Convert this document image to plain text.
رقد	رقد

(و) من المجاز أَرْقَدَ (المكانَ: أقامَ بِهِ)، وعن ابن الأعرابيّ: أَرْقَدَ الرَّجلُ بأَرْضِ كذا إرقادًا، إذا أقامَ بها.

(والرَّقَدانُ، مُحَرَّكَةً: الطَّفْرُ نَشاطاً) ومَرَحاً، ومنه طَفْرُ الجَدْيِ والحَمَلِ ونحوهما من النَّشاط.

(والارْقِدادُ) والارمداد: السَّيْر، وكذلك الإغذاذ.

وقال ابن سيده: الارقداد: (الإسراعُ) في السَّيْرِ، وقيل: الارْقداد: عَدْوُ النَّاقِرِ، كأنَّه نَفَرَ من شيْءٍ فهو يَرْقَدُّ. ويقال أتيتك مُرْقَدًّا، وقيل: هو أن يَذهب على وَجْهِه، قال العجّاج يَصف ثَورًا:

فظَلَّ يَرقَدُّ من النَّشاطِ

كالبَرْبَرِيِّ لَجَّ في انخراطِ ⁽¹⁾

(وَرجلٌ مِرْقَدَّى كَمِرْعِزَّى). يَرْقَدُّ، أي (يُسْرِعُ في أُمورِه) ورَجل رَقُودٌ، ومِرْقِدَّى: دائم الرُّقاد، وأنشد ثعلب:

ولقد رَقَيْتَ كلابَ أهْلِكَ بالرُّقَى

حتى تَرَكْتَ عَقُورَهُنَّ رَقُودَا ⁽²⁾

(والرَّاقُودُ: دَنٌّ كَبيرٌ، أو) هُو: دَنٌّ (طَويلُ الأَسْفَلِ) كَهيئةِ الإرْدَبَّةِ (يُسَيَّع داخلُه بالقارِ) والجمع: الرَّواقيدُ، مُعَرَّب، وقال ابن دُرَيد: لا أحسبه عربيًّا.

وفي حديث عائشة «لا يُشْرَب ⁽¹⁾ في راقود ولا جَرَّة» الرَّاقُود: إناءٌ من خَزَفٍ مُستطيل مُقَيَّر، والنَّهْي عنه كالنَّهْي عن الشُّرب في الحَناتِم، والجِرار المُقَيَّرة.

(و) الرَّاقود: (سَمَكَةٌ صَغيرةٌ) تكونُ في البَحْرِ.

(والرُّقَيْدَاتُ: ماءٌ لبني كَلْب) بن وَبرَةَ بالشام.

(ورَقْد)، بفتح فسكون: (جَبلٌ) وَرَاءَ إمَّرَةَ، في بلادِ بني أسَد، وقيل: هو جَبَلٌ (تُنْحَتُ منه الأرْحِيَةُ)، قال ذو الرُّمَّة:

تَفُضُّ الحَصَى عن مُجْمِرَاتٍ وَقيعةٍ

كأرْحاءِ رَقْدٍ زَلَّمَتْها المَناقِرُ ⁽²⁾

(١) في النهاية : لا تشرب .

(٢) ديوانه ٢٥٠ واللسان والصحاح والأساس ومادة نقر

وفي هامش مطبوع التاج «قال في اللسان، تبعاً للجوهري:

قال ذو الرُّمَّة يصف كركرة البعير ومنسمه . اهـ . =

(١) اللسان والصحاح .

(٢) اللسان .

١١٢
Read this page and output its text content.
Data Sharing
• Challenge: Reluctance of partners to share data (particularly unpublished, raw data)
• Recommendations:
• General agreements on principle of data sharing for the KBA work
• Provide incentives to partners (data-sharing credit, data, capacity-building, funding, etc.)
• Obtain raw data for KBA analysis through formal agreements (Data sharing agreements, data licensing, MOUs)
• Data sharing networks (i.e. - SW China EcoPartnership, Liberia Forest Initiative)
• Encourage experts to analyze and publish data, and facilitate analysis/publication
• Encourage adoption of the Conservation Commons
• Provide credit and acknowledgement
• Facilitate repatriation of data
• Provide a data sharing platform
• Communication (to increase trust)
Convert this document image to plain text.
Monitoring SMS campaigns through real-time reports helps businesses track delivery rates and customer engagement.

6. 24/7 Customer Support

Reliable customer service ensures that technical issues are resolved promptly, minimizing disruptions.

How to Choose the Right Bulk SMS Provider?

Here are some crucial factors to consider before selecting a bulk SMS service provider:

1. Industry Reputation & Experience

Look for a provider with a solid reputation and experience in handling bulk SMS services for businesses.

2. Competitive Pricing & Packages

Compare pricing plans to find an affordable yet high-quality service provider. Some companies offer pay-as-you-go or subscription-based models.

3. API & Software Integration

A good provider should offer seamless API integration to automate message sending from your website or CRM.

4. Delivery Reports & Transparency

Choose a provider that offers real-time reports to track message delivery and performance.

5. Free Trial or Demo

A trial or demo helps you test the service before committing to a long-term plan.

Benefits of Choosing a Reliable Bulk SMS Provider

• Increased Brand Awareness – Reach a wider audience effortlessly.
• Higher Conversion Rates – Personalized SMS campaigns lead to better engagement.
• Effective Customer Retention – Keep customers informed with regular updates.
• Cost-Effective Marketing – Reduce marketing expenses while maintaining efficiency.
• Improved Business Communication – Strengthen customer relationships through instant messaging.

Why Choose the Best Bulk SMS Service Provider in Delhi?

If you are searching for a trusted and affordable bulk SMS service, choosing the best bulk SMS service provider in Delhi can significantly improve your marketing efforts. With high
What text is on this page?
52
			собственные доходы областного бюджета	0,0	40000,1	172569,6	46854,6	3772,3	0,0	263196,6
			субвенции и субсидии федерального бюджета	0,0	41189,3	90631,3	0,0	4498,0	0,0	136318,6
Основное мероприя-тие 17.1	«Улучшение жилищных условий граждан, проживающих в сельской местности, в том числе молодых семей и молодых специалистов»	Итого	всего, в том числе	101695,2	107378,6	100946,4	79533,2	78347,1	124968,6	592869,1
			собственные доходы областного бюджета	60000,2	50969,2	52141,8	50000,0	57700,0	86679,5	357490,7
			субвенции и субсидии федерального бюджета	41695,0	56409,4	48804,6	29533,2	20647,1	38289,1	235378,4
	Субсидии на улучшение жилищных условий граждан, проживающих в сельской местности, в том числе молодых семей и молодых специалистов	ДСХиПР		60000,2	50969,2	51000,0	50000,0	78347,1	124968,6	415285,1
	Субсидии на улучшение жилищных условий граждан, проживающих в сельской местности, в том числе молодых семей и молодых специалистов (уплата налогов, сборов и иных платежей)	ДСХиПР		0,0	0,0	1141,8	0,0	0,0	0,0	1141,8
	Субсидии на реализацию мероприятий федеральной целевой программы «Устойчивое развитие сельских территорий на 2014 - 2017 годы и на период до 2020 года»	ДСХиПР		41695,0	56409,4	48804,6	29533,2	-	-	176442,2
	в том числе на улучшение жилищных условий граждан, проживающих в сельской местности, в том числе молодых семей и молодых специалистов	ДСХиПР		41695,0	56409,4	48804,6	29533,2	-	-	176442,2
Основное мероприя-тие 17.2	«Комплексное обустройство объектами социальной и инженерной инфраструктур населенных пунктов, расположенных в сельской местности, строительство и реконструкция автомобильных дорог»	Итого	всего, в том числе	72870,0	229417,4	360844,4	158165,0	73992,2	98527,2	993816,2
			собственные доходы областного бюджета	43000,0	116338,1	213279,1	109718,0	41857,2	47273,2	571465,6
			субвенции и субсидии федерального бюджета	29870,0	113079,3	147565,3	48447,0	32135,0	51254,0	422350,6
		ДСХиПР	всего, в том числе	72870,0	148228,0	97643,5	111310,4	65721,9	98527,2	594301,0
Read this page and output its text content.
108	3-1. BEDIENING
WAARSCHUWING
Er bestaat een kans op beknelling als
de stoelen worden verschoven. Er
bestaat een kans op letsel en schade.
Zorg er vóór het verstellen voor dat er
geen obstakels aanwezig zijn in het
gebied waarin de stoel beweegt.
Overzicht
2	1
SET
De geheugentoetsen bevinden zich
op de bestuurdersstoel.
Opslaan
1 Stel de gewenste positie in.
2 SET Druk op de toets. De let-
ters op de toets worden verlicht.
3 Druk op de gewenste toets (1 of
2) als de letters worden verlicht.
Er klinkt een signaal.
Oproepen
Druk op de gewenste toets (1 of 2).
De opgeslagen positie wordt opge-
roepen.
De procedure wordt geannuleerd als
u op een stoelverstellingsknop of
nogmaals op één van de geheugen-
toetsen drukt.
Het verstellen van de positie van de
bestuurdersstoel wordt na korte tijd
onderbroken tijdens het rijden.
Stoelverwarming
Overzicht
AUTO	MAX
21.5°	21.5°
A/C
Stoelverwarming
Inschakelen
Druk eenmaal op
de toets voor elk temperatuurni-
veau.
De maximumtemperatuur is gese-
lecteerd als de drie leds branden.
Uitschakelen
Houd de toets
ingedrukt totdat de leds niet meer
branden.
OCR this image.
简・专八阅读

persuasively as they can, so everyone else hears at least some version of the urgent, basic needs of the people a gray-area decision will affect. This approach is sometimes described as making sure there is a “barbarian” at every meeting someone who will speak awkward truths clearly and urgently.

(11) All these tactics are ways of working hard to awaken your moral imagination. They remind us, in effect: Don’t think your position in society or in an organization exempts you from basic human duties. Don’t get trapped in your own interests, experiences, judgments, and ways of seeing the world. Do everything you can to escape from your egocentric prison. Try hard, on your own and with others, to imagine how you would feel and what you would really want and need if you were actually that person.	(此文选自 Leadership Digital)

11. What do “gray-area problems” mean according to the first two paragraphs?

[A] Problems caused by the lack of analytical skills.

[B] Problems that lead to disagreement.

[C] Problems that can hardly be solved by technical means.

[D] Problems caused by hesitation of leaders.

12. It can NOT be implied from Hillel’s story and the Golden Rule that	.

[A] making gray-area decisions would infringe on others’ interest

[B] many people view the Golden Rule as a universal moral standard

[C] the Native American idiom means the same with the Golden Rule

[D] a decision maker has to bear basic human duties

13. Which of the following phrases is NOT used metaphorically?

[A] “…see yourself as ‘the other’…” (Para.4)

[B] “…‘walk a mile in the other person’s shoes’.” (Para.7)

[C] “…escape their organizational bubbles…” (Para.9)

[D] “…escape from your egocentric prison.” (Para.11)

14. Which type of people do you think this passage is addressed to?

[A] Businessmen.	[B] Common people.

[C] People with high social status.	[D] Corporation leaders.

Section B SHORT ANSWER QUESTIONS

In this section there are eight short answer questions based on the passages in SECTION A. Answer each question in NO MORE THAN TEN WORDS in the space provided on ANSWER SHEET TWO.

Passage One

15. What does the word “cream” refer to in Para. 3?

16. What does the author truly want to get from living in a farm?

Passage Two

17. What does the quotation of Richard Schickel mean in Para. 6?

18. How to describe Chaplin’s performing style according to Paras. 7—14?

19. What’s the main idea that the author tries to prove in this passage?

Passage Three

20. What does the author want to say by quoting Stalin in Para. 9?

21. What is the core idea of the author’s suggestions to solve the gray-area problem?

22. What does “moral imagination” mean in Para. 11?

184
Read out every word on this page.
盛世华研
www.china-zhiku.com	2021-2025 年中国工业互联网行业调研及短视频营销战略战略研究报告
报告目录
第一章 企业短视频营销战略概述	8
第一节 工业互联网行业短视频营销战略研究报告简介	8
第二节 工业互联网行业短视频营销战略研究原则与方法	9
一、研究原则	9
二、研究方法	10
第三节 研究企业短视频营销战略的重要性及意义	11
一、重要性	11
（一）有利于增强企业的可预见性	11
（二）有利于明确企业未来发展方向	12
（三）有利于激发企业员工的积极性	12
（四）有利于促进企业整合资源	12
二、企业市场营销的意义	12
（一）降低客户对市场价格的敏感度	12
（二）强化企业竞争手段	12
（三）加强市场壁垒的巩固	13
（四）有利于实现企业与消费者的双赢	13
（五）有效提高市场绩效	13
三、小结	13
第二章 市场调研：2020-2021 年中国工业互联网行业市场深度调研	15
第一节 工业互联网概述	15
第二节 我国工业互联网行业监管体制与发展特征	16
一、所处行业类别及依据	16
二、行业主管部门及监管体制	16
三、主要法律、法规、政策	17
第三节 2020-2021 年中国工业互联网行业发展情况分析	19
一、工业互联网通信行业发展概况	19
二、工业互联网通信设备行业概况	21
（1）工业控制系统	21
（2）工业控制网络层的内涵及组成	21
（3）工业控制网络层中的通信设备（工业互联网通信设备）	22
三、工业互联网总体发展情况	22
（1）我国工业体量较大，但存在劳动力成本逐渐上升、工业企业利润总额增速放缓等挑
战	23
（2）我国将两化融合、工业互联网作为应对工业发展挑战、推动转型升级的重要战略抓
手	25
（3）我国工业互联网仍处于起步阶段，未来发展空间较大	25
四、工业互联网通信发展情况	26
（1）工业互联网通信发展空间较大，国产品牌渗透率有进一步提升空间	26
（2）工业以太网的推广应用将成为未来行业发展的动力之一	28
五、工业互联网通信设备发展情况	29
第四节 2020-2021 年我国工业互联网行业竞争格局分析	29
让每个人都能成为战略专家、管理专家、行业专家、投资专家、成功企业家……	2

------------------------------------------------

What the exercise asks:
Collect the lines of the records that include the string "Reliable".

Written reply:
Reliable customer service ensures that technical issues are resolved promptly, minimizing disruptions.
Benefits of Choosing a Reliable Bulk SMS Provider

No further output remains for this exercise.